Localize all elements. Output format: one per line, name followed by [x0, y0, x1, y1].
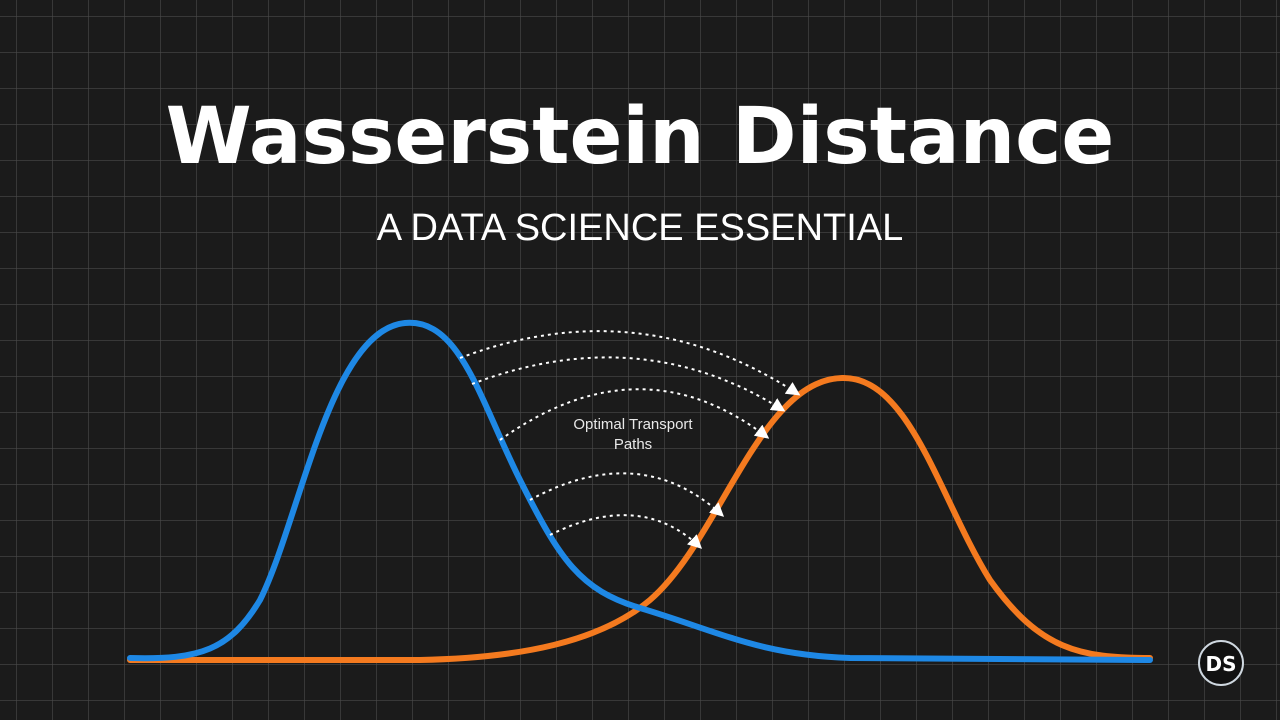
- target-distribution: [127, 374, 1153, 663]
- transport-arrow: [499, 388, 770, 441]
- source-distribution: [127, 319, 1153, 663]
- logo-text: DS: [1205, 652, 1236, 676]
- transport-arrow: [549, 514, 703, 549]
- transport-arrow: [529, 472, 725, 517]
- transport-arrow: [471, 356, 786, 412]
- logo-badge: [1198, 640, 1244, 686]
- transport-arrow: [459, 330, 801, 396]
- annotation: Optimal Transport: [573, 416, 693, 433]
- annotation: Paths: [614, 436, 652, 453]
- title: Wasserstein Distance: [166, 92, 1115, 182]
- transport-arrows: [459, 330, 801, 549]
- subtitle: A DATA SCIENCE ESSENTIAL: [377, 207, 904, 249]
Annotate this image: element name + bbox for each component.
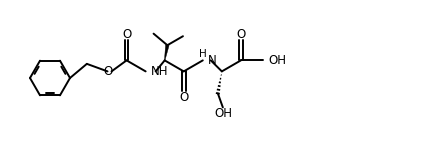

------------

> [The request] Copy all of the data above word for word, leaving out the pictures.

> [Task solution]
Localize all elements. Output format: one per line, name followed by [x0, y0, x1, y1].
- target-distribution: [127, 374, 1153, 663]
- transport-arrow: [499, 388, 770, 441]
- source-distribution: [127, 319, 1153, 663]
- logo-text: DS: [1205, 652, 1236, 676]
- transport-arrow: [549, 514, 703, 549]
- transport-arrow: [529, 472, 725, 517]
- transport-arrow: [471, 356, 786, 412]
- logo-badge: [1198, 640, 1244, 686]
- transport-arrow: [459, 330, 801, 396]
- annotation: Optimal Transport: [573, 416, 693, 433]
- annotation: Paths: [614, 436, 652, 453]
- title: Wasserstein Distance: [166, 92, 1115, 182]
- transport-arrows: [459, 330, 801, 549]
- subtitle: A DATA SCIENCE ESSENTIAL: [377, 207, 904, 249]
Annotate this image: element name + bbox for each component.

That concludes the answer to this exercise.